INPUT ROWS
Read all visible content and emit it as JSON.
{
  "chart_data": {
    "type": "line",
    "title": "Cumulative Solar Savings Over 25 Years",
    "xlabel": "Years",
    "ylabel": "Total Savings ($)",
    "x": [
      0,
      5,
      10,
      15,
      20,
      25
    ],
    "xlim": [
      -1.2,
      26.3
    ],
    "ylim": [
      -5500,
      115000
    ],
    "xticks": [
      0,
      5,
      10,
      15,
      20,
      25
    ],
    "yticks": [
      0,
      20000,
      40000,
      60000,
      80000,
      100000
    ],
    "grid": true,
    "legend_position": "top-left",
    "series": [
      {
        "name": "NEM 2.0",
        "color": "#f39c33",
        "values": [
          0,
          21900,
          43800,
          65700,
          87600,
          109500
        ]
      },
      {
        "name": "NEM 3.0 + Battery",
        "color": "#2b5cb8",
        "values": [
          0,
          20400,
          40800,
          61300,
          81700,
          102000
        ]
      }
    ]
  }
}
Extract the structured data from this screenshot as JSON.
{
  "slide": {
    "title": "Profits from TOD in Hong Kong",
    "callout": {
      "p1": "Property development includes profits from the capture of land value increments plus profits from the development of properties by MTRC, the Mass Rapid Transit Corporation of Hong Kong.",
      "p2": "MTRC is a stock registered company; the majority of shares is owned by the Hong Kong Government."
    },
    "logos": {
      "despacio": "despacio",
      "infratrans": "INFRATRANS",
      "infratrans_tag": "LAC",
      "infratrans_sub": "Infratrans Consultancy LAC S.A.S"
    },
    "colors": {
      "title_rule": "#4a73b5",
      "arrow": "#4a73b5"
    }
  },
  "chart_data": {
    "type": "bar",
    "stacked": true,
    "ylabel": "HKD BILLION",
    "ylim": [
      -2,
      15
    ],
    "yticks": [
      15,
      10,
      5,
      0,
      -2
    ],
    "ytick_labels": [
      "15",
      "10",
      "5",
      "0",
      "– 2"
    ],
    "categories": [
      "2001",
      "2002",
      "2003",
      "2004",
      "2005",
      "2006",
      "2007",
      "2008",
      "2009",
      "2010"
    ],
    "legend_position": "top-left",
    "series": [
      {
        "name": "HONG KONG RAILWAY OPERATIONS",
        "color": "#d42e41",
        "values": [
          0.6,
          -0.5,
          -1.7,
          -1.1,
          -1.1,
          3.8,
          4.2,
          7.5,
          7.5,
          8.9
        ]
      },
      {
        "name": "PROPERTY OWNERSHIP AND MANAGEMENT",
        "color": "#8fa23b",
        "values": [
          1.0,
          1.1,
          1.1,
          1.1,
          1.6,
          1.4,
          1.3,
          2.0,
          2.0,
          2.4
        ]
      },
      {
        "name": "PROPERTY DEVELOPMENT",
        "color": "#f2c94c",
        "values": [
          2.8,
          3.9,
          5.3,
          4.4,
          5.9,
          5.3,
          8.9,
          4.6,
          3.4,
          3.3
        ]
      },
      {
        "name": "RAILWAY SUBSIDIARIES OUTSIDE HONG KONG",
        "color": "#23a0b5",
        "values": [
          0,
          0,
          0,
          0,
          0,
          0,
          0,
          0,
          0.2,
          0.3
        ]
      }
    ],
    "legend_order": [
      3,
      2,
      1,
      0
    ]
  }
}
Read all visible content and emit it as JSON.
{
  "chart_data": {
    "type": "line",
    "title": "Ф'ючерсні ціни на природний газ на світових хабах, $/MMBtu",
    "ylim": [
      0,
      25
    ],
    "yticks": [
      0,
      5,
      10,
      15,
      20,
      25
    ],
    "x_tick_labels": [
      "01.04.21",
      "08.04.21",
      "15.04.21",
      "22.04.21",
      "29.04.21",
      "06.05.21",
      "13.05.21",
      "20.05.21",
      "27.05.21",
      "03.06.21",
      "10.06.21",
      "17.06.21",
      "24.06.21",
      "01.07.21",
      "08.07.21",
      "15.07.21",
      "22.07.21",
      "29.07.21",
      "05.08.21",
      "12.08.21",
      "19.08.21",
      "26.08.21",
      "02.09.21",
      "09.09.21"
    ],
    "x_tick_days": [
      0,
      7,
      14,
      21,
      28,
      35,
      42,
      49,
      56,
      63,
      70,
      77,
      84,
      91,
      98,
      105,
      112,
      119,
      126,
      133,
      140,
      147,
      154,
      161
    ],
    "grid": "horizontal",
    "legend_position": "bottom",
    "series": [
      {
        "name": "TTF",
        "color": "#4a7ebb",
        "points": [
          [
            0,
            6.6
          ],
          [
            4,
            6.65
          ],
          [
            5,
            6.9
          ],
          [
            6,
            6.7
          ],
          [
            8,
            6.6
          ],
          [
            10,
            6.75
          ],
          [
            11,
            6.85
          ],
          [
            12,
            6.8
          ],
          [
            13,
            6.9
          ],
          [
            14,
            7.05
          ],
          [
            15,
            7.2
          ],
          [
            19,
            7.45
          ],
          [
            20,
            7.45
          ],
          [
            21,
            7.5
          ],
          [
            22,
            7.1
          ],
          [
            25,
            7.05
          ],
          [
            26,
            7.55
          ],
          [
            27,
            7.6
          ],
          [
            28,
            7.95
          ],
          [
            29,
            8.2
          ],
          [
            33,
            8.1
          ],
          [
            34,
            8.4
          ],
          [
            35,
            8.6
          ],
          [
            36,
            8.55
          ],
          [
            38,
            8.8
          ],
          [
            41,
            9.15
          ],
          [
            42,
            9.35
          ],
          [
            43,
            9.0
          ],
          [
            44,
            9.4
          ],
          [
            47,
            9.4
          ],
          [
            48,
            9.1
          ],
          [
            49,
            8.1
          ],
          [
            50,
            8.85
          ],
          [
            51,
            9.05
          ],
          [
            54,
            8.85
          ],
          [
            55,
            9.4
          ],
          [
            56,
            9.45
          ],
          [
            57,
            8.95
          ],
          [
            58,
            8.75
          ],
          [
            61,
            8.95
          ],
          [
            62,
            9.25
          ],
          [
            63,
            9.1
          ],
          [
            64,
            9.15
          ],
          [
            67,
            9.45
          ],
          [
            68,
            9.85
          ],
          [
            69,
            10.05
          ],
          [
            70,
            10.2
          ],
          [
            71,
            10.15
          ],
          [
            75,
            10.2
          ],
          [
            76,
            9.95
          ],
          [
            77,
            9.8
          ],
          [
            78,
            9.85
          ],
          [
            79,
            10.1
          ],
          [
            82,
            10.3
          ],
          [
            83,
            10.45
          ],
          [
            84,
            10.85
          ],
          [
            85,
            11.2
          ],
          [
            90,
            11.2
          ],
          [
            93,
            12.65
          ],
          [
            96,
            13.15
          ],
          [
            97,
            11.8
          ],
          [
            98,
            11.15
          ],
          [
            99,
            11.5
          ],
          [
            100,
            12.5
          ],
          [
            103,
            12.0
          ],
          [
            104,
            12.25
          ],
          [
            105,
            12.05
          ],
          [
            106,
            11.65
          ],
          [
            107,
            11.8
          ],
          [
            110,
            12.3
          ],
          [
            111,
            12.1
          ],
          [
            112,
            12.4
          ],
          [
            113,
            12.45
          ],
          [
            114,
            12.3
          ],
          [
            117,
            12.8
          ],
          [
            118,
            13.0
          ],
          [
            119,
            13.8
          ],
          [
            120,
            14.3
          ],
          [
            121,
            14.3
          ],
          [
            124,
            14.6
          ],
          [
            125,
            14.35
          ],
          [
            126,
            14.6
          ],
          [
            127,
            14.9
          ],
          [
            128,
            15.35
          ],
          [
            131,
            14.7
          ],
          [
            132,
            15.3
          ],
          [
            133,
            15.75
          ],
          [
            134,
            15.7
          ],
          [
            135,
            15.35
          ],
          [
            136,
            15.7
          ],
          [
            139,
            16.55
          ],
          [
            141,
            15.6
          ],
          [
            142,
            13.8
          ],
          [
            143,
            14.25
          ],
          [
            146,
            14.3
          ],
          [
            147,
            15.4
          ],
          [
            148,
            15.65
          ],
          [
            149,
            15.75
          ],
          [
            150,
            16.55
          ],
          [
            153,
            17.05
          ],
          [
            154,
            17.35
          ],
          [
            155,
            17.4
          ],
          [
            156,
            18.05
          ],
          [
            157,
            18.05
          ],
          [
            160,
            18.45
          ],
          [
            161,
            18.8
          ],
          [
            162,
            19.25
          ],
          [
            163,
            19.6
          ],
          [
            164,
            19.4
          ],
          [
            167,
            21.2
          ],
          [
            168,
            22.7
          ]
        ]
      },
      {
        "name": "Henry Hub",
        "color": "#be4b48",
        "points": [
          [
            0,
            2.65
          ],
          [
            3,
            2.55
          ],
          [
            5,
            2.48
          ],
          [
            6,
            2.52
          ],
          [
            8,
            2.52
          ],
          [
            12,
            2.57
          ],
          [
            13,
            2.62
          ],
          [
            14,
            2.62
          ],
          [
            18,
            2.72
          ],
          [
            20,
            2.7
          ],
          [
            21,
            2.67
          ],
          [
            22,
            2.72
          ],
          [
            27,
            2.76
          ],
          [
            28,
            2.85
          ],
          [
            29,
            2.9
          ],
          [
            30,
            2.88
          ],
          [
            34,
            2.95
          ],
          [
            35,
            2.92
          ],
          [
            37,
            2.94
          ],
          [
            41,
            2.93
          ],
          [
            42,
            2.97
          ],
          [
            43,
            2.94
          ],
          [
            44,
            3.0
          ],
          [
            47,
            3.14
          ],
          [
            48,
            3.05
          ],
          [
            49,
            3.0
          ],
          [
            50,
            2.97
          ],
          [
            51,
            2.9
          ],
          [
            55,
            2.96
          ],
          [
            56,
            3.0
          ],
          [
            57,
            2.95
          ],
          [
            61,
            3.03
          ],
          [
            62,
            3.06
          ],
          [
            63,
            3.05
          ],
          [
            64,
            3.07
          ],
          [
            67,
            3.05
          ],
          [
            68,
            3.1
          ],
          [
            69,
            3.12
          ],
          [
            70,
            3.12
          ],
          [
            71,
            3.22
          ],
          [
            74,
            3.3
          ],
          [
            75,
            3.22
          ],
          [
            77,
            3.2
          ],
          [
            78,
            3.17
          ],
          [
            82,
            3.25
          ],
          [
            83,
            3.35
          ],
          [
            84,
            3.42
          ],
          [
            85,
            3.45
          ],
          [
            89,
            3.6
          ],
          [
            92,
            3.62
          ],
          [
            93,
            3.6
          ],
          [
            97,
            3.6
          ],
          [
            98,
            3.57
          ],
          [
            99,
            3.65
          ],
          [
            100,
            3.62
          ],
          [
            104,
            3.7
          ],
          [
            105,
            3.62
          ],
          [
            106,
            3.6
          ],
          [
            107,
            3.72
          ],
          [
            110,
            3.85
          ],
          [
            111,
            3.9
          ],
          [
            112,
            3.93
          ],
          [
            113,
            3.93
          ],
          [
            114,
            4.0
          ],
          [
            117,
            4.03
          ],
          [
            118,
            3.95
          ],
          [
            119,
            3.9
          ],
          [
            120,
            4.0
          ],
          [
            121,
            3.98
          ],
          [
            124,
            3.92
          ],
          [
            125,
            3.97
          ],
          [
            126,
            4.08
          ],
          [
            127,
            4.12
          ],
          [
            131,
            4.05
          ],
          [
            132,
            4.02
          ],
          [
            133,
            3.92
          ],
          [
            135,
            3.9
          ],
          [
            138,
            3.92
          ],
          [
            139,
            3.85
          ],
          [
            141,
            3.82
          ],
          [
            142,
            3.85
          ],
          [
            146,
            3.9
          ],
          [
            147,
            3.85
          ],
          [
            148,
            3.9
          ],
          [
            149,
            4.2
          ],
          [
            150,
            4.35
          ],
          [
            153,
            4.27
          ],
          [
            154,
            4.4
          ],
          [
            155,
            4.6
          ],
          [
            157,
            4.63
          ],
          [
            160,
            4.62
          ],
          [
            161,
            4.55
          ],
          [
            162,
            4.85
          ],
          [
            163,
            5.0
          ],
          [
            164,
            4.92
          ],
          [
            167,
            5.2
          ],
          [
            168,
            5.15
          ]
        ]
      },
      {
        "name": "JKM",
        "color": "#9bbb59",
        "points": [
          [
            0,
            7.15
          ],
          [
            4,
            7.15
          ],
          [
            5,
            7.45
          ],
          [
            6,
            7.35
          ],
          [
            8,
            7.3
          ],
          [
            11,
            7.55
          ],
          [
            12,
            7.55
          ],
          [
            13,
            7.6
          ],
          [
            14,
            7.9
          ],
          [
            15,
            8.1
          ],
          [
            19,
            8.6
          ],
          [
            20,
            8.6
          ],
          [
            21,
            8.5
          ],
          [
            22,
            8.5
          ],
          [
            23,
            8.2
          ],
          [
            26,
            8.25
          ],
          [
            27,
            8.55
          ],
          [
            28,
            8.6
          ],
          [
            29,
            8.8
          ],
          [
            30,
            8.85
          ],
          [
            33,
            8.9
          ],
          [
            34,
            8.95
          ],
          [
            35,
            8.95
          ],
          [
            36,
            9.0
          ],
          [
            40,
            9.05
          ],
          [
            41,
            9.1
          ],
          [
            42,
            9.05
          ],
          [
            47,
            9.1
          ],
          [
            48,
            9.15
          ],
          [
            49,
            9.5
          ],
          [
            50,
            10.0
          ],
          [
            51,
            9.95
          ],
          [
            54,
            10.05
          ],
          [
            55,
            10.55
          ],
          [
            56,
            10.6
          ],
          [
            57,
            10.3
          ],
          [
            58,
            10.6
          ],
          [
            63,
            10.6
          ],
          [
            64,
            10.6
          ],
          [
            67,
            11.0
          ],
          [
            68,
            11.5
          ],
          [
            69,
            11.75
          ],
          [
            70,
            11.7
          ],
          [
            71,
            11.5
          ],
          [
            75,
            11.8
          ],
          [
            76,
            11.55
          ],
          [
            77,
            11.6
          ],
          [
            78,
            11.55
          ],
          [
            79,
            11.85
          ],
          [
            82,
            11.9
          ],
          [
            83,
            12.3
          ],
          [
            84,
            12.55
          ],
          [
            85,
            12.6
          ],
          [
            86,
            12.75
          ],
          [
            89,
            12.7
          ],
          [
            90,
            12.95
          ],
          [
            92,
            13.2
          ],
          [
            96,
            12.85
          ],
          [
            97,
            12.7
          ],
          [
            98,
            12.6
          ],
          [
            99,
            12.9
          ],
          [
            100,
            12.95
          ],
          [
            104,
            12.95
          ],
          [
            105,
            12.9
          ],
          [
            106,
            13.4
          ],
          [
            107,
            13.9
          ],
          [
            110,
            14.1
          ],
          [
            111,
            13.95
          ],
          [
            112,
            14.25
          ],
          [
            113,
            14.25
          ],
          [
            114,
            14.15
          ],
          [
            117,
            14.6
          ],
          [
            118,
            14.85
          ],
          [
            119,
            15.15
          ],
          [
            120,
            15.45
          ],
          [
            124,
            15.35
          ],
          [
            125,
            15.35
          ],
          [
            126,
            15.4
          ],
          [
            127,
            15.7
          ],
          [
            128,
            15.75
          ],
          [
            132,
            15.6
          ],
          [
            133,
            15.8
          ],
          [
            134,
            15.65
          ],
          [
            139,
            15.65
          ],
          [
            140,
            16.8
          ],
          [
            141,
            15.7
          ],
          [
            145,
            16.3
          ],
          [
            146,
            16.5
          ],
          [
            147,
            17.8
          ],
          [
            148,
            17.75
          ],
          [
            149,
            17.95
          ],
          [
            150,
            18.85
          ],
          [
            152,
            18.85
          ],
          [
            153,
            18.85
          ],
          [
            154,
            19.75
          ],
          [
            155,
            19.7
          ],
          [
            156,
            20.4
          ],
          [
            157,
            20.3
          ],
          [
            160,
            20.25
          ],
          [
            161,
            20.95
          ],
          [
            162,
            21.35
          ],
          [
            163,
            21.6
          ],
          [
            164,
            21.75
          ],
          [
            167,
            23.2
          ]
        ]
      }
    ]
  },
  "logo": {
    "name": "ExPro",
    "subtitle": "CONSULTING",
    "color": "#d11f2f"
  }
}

EXERCISE OBJECTIVE
What is the number of lines in the listing that include the word "name"? Give that number and nothing else.

THE SOLUTION
10